In the data below, find every line that has the string "name", and copy it.
******
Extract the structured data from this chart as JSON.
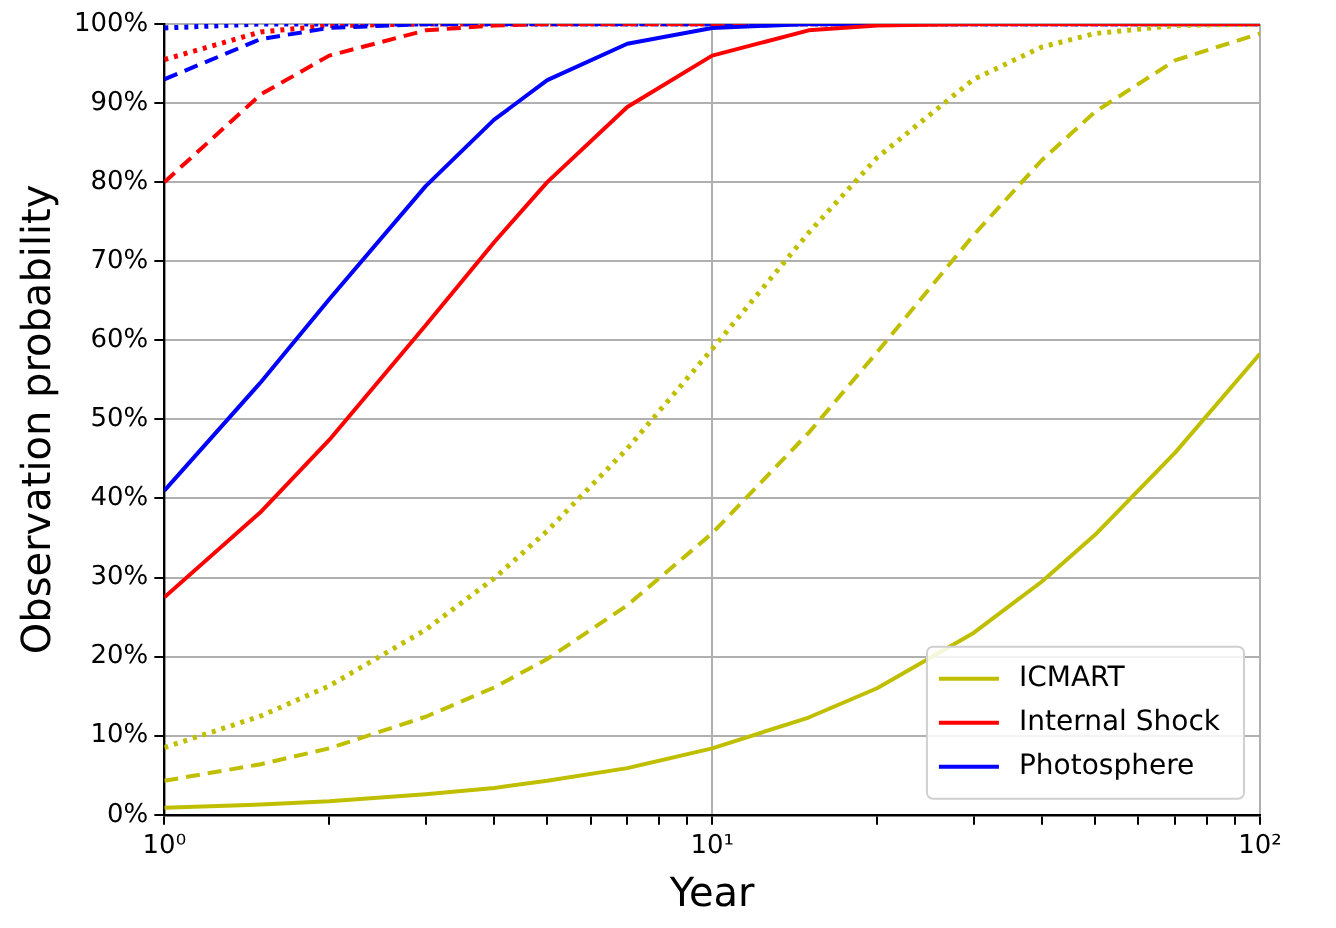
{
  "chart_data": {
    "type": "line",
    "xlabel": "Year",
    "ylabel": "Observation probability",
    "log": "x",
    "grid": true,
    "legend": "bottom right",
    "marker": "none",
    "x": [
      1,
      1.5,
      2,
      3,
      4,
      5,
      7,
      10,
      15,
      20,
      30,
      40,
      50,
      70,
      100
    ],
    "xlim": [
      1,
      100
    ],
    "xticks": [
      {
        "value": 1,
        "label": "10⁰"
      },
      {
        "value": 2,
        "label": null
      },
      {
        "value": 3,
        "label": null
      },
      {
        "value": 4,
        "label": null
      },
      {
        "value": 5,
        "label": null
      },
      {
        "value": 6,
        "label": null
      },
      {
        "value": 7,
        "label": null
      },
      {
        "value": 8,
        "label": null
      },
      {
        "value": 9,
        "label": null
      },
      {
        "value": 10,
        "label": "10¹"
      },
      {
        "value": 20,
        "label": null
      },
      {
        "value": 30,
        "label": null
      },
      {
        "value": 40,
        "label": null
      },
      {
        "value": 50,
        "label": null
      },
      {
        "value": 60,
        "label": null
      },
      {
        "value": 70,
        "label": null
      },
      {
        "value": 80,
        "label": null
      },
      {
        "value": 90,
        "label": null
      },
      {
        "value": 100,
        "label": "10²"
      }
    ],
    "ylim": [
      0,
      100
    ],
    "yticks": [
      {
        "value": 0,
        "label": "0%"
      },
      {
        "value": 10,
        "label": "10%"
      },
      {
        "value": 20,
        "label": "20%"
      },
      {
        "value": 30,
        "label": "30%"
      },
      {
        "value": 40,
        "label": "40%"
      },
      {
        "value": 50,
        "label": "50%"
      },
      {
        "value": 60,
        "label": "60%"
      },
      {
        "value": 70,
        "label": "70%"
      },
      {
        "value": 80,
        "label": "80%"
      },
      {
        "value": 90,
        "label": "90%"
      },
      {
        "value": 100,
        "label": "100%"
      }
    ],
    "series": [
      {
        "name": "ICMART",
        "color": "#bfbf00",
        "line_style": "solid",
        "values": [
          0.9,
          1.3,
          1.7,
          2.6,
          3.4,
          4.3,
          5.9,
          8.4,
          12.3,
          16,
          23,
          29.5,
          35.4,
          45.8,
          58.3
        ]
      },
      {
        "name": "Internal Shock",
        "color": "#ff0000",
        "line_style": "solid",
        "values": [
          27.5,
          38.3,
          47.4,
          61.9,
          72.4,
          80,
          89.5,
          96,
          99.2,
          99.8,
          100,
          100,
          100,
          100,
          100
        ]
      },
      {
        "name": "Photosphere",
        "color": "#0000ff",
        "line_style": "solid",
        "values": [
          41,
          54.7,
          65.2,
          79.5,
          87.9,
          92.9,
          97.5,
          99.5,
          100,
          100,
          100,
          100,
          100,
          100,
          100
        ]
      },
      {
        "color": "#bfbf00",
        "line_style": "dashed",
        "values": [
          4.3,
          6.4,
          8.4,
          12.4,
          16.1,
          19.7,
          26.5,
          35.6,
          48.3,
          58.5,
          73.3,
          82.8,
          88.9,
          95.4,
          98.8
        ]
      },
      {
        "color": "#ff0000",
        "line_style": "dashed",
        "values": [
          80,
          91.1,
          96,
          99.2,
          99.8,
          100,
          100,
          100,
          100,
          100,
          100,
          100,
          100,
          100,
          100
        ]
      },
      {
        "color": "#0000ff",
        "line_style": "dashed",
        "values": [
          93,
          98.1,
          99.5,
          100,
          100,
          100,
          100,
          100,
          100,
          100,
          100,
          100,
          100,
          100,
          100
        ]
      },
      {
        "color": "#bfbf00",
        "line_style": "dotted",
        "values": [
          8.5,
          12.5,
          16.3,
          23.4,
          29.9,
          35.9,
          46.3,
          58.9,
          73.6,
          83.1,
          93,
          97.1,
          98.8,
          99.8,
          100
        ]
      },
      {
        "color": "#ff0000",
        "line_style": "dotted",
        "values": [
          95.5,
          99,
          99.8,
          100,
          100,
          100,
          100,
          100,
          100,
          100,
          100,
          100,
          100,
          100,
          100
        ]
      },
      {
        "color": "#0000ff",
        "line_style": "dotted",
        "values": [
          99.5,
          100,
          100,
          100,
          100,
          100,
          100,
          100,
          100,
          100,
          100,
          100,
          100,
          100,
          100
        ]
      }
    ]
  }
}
******
> _Response_
        "name": "ICMART",
        "name": "Internal Shock",
        "name": "Photosphere",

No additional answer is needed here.